◆ **Request**:
Wherever a line in the data below holds "edited", copy that line.

◆ **Listed entries**:
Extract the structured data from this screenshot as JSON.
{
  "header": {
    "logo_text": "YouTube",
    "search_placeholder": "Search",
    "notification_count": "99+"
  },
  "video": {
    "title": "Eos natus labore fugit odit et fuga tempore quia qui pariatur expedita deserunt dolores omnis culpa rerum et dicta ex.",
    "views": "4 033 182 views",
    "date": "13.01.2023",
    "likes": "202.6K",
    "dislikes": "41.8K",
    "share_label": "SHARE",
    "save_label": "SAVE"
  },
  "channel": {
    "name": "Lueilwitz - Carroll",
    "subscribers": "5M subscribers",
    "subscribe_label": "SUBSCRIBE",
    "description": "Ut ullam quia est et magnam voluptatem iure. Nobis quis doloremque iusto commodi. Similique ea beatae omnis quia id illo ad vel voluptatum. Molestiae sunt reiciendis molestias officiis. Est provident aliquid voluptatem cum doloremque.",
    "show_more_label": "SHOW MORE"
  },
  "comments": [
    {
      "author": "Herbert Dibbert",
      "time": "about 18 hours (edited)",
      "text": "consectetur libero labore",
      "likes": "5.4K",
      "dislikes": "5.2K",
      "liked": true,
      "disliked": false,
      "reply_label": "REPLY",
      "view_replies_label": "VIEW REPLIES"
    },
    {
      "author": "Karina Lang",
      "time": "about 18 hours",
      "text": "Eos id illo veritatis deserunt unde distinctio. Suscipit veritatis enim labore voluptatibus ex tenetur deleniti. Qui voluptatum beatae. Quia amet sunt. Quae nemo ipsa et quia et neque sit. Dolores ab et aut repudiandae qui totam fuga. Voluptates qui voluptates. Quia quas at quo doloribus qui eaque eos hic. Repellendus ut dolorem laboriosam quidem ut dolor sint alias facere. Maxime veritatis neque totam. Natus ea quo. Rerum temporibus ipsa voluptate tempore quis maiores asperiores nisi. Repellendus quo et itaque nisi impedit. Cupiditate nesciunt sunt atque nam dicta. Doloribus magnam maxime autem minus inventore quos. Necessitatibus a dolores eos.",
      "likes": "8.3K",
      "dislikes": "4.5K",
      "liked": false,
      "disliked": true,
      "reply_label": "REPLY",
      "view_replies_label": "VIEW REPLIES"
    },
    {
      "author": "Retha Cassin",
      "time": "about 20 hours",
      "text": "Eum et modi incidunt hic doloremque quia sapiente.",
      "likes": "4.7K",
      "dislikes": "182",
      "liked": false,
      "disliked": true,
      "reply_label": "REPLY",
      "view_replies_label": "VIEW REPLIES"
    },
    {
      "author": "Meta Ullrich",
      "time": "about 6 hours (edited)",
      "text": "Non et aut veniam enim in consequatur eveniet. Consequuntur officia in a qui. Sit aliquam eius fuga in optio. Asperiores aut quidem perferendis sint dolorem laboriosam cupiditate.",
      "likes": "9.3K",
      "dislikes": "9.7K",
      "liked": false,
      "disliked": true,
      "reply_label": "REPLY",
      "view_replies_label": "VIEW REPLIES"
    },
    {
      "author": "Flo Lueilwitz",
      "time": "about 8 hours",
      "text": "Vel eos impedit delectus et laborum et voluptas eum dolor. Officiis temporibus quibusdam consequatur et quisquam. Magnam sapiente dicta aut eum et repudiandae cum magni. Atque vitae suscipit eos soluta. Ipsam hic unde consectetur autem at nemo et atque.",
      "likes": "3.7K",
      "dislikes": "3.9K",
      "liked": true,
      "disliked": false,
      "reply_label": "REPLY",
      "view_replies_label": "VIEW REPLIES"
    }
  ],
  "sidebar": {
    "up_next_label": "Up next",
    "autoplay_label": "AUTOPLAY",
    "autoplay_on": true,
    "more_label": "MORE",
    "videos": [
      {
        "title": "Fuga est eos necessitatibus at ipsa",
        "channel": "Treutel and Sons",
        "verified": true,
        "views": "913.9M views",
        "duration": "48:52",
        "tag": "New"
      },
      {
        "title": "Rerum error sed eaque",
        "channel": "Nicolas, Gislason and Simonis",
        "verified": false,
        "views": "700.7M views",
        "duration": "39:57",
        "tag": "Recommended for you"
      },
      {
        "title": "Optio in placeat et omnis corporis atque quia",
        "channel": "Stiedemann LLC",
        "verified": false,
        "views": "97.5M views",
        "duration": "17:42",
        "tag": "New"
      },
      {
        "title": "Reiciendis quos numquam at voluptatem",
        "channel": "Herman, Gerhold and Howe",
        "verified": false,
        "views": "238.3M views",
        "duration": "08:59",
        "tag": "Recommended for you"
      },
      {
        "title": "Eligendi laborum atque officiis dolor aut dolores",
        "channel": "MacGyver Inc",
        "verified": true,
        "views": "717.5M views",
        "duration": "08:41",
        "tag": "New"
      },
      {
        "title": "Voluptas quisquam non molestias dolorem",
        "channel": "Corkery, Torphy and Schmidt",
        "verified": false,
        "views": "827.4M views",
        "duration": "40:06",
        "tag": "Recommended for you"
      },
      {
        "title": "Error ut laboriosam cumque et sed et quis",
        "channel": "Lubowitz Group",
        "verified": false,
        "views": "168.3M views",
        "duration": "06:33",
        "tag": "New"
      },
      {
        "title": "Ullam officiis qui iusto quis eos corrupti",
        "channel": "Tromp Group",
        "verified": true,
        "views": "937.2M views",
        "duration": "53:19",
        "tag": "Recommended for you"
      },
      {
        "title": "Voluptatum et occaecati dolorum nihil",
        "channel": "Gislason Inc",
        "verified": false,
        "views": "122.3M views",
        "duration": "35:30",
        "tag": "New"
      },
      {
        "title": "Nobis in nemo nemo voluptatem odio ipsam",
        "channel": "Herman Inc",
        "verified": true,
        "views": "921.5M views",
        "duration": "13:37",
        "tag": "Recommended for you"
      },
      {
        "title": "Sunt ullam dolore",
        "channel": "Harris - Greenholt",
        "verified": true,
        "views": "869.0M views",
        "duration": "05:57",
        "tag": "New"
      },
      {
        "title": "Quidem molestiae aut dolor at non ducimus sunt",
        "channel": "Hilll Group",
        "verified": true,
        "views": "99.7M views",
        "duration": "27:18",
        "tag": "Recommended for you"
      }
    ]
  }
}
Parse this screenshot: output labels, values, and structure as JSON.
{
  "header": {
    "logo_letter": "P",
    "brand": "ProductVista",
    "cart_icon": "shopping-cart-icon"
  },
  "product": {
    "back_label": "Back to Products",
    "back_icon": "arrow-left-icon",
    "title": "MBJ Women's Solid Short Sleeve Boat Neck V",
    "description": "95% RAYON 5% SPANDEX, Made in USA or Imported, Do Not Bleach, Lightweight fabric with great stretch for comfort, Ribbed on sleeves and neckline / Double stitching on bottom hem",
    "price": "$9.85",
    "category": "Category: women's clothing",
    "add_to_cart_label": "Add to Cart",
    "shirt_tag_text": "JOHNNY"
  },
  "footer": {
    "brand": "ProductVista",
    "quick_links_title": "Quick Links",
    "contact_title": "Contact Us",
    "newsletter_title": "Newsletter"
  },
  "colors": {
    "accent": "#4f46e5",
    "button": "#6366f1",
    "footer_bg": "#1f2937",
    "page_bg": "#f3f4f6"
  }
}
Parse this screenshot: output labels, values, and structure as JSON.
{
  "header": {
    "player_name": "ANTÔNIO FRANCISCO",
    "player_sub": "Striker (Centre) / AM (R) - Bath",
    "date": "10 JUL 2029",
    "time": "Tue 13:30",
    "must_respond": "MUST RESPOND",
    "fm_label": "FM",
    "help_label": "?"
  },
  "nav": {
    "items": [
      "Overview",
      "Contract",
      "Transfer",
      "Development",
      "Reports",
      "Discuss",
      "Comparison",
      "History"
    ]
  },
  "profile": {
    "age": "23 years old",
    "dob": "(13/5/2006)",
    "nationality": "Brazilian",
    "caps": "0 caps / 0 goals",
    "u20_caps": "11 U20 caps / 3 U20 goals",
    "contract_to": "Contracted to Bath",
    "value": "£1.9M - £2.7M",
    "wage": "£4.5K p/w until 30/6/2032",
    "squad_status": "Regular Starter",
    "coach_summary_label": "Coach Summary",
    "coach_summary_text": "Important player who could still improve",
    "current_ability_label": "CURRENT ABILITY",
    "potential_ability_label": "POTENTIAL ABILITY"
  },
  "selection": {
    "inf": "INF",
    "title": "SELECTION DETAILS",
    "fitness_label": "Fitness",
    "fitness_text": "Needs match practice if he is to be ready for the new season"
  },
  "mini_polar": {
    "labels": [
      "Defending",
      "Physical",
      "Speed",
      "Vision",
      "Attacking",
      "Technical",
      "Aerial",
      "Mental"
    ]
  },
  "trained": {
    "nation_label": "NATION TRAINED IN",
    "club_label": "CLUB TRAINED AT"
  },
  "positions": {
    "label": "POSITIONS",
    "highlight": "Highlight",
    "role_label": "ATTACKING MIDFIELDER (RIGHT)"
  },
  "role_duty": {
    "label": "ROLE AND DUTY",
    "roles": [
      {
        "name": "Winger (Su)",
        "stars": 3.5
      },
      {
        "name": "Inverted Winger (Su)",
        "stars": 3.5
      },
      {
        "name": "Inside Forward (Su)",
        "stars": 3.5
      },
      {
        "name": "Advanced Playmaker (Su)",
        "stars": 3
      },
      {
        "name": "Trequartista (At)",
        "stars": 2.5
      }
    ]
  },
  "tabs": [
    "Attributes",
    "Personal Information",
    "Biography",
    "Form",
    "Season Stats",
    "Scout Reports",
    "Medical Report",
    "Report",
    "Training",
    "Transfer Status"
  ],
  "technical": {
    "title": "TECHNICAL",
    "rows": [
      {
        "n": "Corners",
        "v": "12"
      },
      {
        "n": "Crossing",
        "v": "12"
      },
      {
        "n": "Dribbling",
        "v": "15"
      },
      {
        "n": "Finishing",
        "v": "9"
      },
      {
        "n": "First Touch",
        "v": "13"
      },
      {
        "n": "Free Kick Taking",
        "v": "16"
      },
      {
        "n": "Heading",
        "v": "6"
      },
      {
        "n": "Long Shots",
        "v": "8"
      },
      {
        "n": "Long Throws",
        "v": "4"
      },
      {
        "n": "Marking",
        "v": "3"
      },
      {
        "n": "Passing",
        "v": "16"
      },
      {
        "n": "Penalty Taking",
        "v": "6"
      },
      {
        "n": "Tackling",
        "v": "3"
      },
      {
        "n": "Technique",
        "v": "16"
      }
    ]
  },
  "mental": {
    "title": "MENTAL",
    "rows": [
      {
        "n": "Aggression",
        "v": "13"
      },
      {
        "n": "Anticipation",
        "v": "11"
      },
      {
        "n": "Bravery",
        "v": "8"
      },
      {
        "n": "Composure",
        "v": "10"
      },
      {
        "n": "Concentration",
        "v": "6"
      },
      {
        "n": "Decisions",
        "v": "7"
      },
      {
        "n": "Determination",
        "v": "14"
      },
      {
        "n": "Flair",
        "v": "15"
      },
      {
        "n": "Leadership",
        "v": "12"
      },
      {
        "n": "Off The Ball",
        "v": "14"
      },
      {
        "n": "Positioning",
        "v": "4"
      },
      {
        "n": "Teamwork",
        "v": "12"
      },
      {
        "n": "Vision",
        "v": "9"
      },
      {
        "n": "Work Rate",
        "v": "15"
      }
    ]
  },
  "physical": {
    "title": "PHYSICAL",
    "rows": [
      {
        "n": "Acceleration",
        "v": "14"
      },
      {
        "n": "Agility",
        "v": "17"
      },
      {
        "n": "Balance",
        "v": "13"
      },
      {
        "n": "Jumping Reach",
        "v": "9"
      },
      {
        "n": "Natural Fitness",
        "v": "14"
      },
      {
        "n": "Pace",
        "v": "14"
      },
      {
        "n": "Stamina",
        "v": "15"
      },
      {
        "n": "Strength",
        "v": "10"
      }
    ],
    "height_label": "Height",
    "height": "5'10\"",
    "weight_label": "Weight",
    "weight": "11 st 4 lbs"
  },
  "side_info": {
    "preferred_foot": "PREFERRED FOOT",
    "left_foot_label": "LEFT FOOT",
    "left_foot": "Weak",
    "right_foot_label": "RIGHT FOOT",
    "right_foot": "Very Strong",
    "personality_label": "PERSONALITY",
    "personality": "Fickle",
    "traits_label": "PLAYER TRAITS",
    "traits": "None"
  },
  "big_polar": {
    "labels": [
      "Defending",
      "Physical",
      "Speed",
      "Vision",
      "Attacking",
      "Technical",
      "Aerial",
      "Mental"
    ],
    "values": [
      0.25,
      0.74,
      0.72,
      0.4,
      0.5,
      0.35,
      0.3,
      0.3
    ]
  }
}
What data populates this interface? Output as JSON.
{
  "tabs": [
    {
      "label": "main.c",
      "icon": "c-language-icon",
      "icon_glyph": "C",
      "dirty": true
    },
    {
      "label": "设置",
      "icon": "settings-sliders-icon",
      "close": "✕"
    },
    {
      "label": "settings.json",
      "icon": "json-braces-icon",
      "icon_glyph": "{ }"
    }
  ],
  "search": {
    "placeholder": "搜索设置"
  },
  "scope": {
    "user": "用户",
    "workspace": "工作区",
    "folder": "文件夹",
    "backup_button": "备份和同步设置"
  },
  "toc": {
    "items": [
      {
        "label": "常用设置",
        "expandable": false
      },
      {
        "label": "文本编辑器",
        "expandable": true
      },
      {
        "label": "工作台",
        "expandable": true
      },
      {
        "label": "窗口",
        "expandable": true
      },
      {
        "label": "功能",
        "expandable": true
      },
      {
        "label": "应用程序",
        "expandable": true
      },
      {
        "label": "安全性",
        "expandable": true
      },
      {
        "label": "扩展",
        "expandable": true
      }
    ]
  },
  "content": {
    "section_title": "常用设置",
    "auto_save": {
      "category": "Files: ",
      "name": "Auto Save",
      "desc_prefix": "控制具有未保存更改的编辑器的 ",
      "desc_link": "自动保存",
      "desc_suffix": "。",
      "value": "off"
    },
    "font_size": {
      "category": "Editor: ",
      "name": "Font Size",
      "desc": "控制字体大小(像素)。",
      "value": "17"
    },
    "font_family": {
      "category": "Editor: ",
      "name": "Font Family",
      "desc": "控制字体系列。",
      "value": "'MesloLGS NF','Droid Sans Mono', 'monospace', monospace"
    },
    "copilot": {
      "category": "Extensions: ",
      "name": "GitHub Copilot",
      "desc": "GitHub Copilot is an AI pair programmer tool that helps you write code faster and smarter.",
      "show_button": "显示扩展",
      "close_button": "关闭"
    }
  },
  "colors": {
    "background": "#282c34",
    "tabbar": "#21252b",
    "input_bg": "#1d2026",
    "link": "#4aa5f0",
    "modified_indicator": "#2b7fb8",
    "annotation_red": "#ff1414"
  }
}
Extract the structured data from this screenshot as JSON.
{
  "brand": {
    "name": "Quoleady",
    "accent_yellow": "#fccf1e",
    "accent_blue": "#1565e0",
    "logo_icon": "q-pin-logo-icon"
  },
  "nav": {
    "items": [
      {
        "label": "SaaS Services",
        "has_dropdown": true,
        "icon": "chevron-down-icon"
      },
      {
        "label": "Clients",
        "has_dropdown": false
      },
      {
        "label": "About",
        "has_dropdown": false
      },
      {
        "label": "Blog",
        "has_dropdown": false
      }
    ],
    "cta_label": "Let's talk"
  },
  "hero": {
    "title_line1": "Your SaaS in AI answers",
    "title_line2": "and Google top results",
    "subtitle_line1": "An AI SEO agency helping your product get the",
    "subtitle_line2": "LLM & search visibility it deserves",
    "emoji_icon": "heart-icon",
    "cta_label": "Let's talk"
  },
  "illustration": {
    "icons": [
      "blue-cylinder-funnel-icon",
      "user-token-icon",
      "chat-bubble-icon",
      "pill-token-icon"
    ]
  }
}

◆ **Completed exercise**:
      "time": "about 18 hours (edited)",
      "time": "about 6 hours (edited)",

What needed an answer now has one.